>> start Data excerpts

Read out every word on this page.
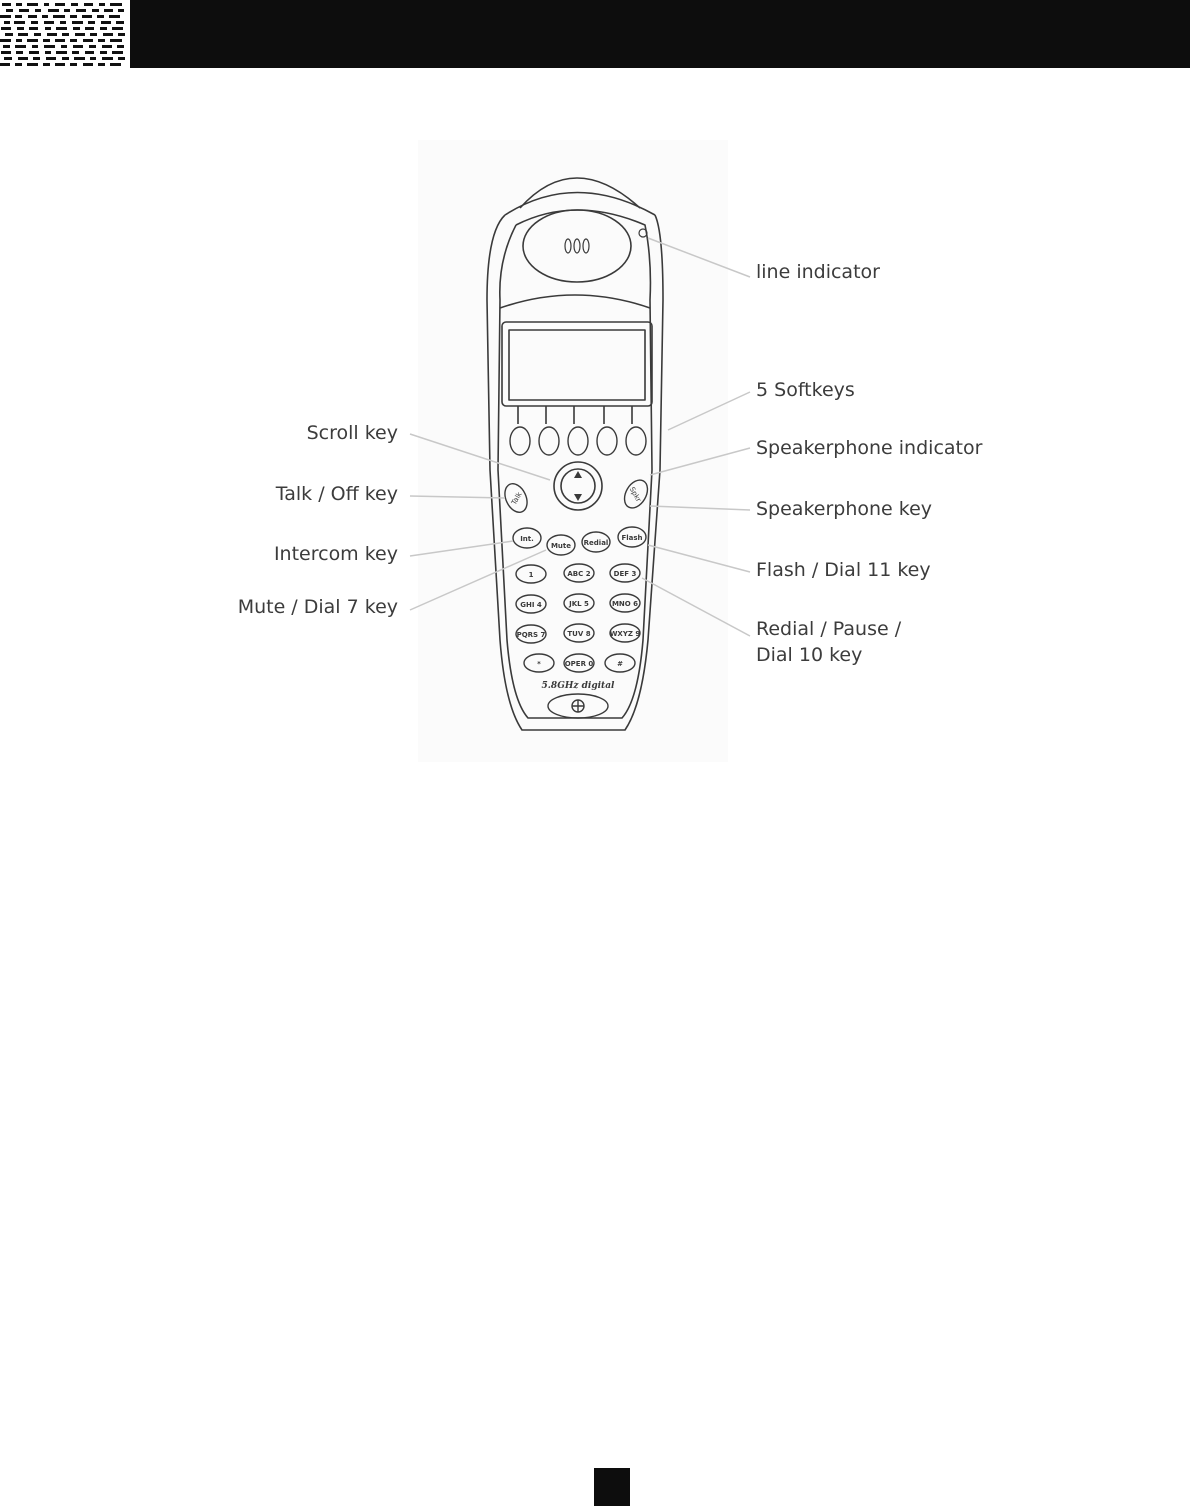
Talk	Spkr
Int.
Mute Redial
Flash
1	ABC 2	DEF 3
GHI 4	JKL 5	MNO 6
PQRS 7	TUV 8	WXYZ 9
*	OPER 0	#
5.8GHz digital
line indicator
5 Softkeys
Speakerphone indicator
Speakerphone key
Flash / Dial 11 key
Redial / Pause /
Dial 10 key
Scroll key
Talk / Off key
Intercom key
Mute / Dial 7 key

>> end Data excerpts

== Your instructions ==
Transcribe all entries above exactly. Drop the pictures.

== Written reply ==
Read out every word on this page.
Talk	Spkr
Int.
Mute Redial
Flash
1	ABC 2	DEF 3
GHI 4	JKL 5	MNO 6
PQRS 7	TUV 8	WXYZ 9
*	OPER 0	#
5.8GHz digital
line indicator
5 Softkeys
Speakerphone indicator
Speakerphone key
Flash / Dial 11 key
Redial / Pause /
Dial 10 key
Scroll key
Talk / Off key
Intercom key
Mute / Dial 7 key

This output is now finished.